## begin Dataset content

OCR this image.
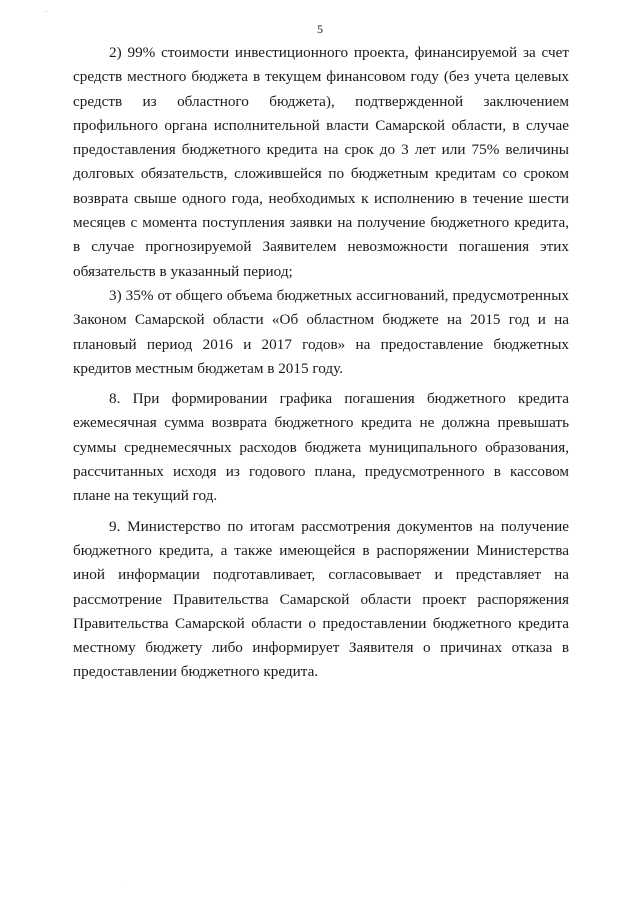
·
5

2) 99% стоимости инвестиционного проекта, финансируемой за счет средств местного бюджета в текущем финансовом году (без учета целевых средств из областного бюджета), подтвержденной заключением профильного органа исполнительной власти Самарской области, в случае предоставления бюджетного кредита на срок до 3 лет или 75% величины долговых обязательств, сложившейся по бюджетным кредитам со сроком возврата свыше одного года, необходимых к исполнению в течение шести месяцев с момента поступления заявки на получение бюджетного кредита, в случае прогнозируемой Заявителем невозможности погашения этих обязательств в указанный период;

3) 35% от общего объема бюджетных ассигнований, предусмотренных Законом Самарской области «Об областном бюджете на 2015 год и на плановый период 2016 и 2017 годов» на предоставление бюджетных кредитов местным бюджетам в 2015 году.

8. При формировании графика погашения бюджетного кредита ежемесячная сумма возврата бюджетного кредита не должна превышать суммы среднемесячных расходов бюджета муниципального образования, рассчитанных исходя из годового плана, предусмотренного в кассовом плане на текущий год.

9. Министерство по итогам рассмотрения документов на получение бюджетного кредита, а также имеющейся в распоряжении Министерства иной информации подготавливает, согласовывает и представляет на рассмотрение Правительства Самарской области проект распоряжения Правительства Самарской области о предоставлении бюджетного кредита местному бюджету либо информирует Заявителя о причинах отказа в предоставлении бюджетного кредита.

·
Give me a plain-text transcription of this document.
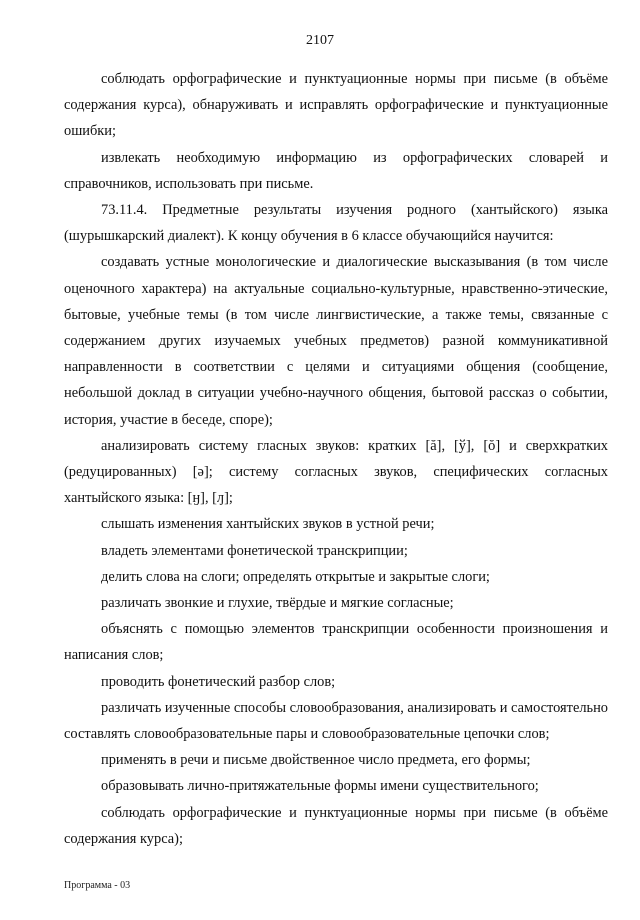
2107

соблюдать орфографические и пунктуационные нормы при письме (в объёме содержания курса), обнаруживать и исправлять орфографические и пунктуационные ошибки;

извлекать необходимую информацию из орфографических словарей и справочников, использовать при письме.

73.11.4. Предметные результаты изучения родного (хантыйского) языка (шурышкарский диалект). К концу обучения в 6 классе обучающийся научится:

создавать устные монологические и диалогические высказывания (в том числе оценочного характера) на актуальные социально-культурные, нравственно-этические, бытовые, учебные темы (в том числе лингвистические, а также темы, связанные с содержанием других изучаемых учебных предметов) разной коммуникативной направленности в соответствии с целями и ситуациями общения (сообщение, небольшой доклад в ситуации учебно-научного общения, бытовой рассказ о событии, история, участие в беседе, споре);

анализировать систему гласных звуков: кратких [ă], [ў], [ŏ] и сверхкратких (редуцированных) [ə]; систему согласных звуков, специфических согласных хантыйского языка: [ӈ], [ԓ];

слышать изменения хантыйских звуков в устной речи;

владеть элементами фонетической транскрипции;

делить слова на слоги; определять открытые и закрытые слоги;

различать звонкие и глухие, твёрдые и мягкие согласные;

объяснять с помощью элементов транскрипции особенности произношения и написания слов;

проводить фонетический разбор слов;

различать изученные способы словообразования, анализировать и самостоятельно составлять словообразовательные пары и словообразовательные цепочки слов;

применять в речи и письме двойственное число предмета, его формы;

образовывать лично-притяжательные формы имени существительного;

соблюдать орфографические и пунктуационные нормы при письме (в объёме содержания курса);

Программа - 03
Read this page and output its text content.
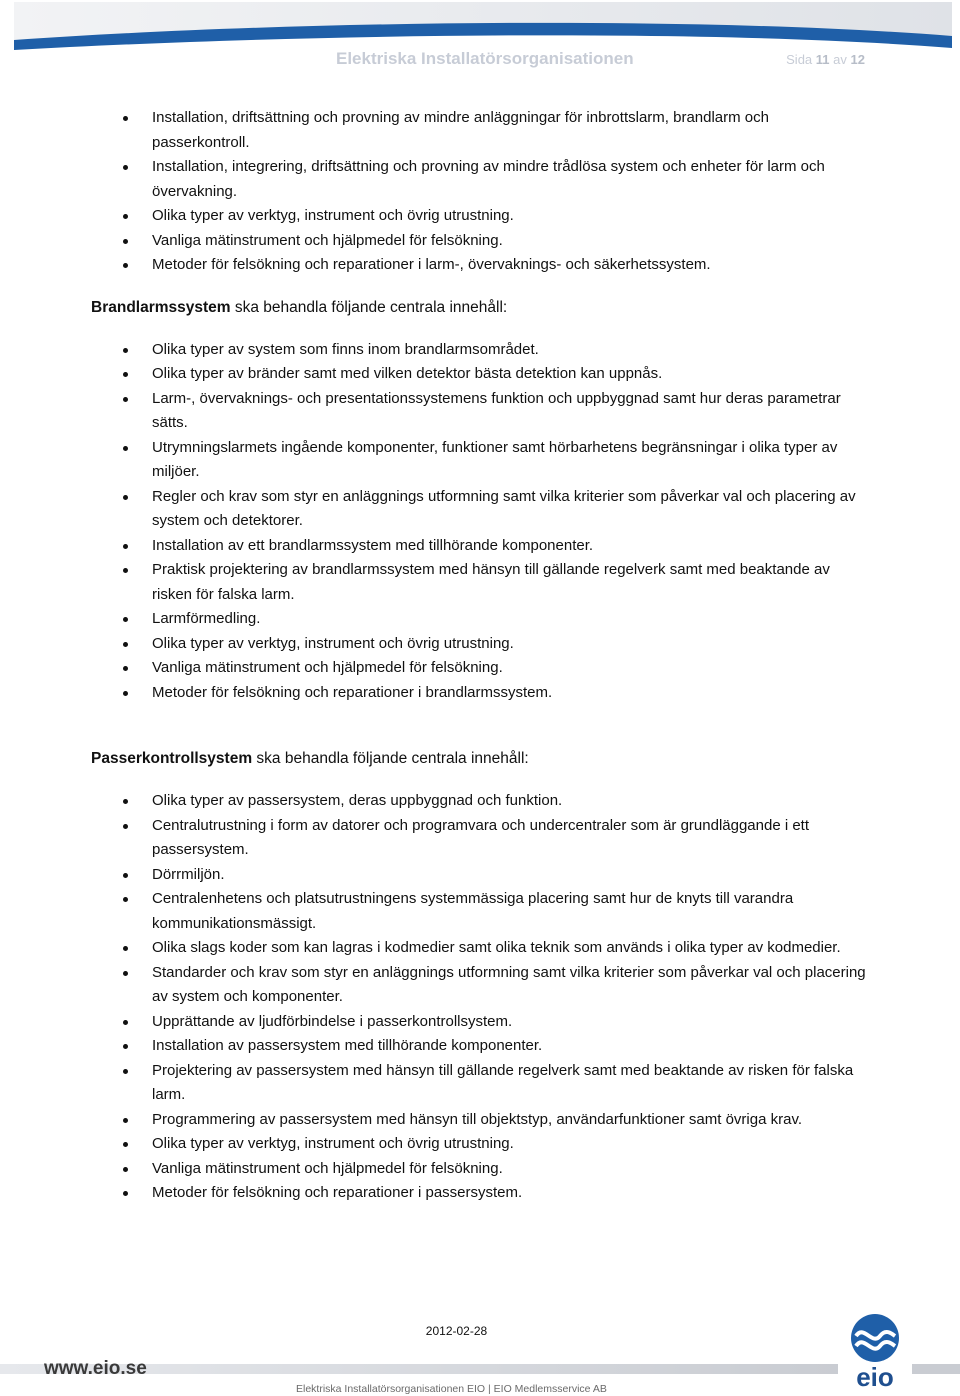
Elektriska Installatörsorganisationen	Sida 11 av 12
Installation, driftsättning och provning av mindre anläggningar för inbrottslarm, brandlarm och passerkontroll.
Installation, integrering, driftsättning och provning av mindre trådlösa system och enheter för larm och övervakning.
Olika typer av verktyg, instrument och övrig utrustning.
Vanliga mätinstrument och hjälpmedel för felsökning.
Metoder för felsökning och reparationer i larm-, övervaknings- och säkerhetssystem.
Brandlarmssystem ska behandla följande centrala innehåll:
Olika typer av system som finns inom brandlarmsområdet.
Olika typer av bränder samt med vilken detektor bästa detektion kan uppnås.
Larm-, övervaknings- och presentationssystemens funktion och uppbyggnad samt hur deras parametrar sätts.
Utrymningslarmets ingående komponenter, funktioner samt hörbarhetens begränsningar i olika typer av miljöer.
Regler och krav som styr en anläggnings utformning samt vilka kriterier som påverkar val och placering av system och detektorer.
Installation av ett brandlarmssystem med tillhörande komponenter.
Praktisk projektering av brandlarmssystem med hänsyn till gällande regelverk samt med beaktande av risken för falska larm.
Larmförmedling.
Olika typer av verktyg, instrument och övrig utrustning.
Vanliga mätinstrument och hjälpmedel för felsökning.
Metoder för felsökning och reparationer i brandlarmssystem.
Passerkontrollsystem ska behandla följande centrala innehåll:
Olika typer av passersystem, deras uppbyggnad och funktion.
Centralutrustning i form av datorer och programvara och undercentraler som är grundläggande i ett passersystem.
Dörrmiljön.
Centralenhetens och platsutrustningens systemmässiga placering samt hur de knyts till varandra kommunikationsmässigt.
Olika slags koder som kan lagras i kodmedier samt olika teknik som används i olika typer av kodmedier.
Standarder och krav som styr en anläggnings utformning samt vilka kriterier som påverkar val och placering av system och komponenter.
Upprättande av ljudförbindelse i passerkontrollsystem.
Installation av passersystem med tillhörande komponenter.
Projektering av passersystem med hänsyn till gällande regelverk samt med beaktande av risken för falska larm.
Programmering av passersystem med hänsyn till objektstyp, användarfunktioner samt övriga krav.
Olika typer av verktyg, instrument och övrig utrustning.
Vanliga mätinstrument och hjälpmedel för felsökning.
Metoder för felsökning och reparationer i passersystem.
2012-02-28
eio
www.eio.se
Elektriska Installatörsorganisationen EIO | EIO Medlemsservice AB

## end Dataset content

▶ [Description of the task] In the records above, how many lines hold the string "utformning"? Reply with only the number.

▶ [Answer to this problem] 2